**Set exercise:**
Your task is to print all of the material verbatim.

----- Excerpted data

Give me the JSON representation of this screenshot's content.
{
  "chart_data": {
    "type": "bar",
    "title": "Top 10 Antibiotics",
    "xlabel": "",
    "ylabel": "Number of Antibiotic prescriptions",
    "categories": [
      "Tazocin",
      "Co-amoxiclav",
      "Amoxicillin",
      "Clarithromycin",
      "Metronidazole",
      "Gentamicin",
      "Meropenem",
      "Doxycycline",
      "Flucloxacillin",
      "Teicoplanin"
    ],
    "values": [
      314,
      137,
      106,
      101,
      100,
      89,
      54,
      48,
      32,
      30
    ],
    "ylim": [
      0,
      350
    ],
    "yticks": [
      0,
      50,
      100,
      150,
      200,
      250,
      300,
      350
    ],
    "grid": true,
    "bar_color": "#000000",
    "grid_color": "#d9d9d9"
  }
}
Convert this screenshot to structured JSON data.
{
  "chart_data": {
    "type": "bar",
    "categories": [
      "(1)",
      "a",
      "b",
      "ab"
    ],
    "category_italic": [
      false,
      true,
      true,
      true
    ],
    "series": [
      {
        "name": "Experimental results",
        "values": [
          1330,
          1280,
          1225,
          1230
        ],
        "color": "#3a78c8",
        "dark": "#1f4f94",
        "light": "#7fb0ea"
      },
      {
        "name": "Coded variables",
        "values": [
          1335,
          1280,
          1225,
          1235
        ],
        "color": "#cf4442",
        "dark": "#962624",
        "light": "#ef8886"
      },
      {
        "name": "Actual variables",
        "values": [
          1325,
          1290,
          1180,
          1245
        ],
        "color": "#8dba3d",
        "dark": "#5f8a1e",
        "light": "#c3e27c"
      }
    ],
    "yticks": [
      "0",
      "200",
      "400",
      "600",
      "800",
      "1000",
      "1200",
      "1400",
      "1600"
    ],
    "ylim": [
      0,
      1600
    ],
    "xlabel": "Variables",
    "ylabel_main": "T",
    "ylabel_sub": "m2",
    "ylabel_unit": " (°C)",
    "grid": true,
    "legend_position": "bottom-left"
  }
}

----------

**Exercise solution:**
Give me the JSON representation of this screenshot's content.
{
  "chart_data": {
    "type": "bar",
    "title": "Top 10 Antibiotics",
    "xlabel": "",
    "ylabel": "Number of Antibiotic prescriptions",
    "categories": [
      "Tazocin",
      "Co-amoxiclav",
      "Amoxicillin",
      "Clarithromycin",
      "Metronidazole",
      "Gentamicin",
      "Meropenem",
      "Doxycycline",
      "Flucloxacillin",
      "Teicoplanin"
    ],
    "values": [
      314,
      137,
      106,
      101,
      100,
      89,
      54,
      48,
      32,
      30
    ],
    "ylim": [
      0,
      350
    ],
    "yticks": [
      0,
      50,
      100,
      150,
      200,
      250,
      300,
      350
    ],
    "grid": true,
    "bar_color": "#000000",
    "grid_color": "#d9d9d9"
  }
}
Convert this screenshot to structured JSON data.
{
  "chart_data": {
    "type": "bar",
    "categories": [
      "(1)",
      "a",
      "b",
      "ab"
    ],
    "category_italic": [
      false,
      true,
      true,
      true
    ],
    "series": [
      {
        "name": "Experimental results",
        "values": [
          1330,
          1280,
          1225,
          1230
        ],
        "color": "#3a78c8",
        "dark": "#1f4f94",
        "light": "#7fb0ea"
      },
      {
        "name": "Coded variables",
        "values": [
          1335,
          1280,
          1225,
          1235
        ],
        "color": "#cf4442",
        "dark": "#962624",
        "light": "#ef8886"
      },
      {
        "name": "Actual variables",
        "values": [
          1325,
          1290,
          1180,
          1245
        ],
        "color": "#8dba3d",
        "dark": "#5f8a1e",
        "light": "#c3e27c"
      }
    ],
    "yticks": [
      "0",
      "200",
      "400",
      "600",
      "800",
      "1000",
      "1200",
      "1400",
      "1600"
    ],
    "ylim": [
      0,
      1600
    ],
    "xlabel": "Variables",
    "ylabel_main": "T",
    "ylabel_sub": "m2",
    "ylabel_unit": " (°C)",
    "grid": true,
    "legend_position": "bottom-left"
  }
}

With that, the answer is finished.